━━ Provided material ━━

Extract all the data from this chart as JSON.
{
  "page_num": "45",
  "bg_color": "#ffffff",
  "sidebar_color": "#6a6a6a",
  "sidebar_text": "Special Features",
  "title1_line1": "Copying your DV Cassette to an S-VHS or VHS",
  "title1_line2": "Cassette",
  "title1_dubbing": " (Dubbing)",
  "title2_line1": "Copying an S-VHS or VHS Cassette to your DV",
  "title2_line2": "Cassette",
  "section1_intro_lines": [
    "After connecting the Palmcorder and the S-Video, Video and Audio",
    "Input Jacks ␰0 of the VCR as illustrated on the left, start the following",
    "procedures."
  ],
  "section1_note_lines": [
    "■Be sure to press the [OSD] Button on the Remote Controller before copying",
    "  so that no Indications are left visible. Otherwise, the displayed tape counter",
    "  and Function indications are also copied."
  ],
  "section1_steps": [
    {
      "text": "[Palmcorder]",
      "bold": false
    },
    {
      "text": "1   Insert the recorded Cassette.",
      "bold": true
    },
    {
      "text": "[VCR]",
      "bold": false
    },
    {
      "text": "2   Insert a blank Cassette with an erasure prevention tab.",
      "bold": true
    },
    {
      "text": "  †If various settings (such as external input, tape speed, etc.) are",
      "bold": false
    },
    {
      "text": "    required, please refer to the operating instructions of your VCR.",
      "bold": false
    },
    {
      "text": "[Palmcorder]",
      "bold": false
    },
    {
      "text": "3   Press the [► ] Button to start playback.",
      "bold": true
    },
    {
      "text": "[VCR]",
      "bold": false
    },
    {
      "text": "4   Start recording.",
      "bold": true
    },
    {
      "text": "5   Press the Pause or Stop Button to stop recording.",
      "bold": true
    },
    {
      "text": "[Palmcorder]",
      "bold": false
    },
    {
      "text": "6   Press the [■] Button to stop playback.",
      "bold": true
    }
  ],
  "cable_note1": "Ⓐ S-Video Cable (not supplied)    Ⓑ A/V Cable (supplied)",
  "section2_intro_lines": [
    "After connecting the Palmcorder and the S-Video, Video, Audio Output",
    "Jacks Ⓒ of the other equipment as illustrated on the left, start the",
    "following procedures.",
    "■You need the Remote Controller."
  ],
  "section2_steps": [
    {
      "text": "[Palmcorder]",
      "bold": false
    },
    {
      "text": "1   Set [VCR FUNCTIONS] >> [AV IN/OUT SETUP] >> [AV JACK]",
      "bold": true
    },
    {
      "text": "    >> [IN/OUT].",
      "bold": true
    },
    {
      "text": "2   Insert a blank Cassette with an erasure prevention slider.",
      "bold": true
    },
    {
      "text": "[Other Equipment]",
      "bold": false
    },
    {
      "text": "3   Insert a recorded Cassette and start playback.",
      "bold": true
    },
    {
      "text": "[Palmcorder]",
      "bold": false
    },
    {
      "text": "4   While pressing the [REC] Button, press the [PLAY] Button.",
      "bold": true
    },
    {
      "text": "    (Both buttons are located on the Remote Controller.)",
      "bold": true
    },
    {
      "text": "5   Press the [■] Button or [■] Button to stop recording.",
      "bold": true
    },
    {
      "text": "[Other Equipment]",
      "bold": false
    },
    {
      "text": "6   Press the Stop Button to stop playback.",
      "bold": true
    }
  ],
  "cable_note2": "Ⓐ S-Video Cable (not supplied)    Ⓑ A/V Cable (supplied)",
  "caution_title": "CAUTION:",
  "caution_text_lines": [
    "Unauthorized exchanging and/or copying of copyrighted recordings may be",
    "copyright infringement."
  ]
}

━━━

# [Written task]
Using the material above, copy every line in which the string "After" occurs.

# [Worked solution]
    "After connecting the Palmcorder and the S-Video, Video and Audio",
    "After connecting the Palmcorder and the S-Video, Video, Audio Output",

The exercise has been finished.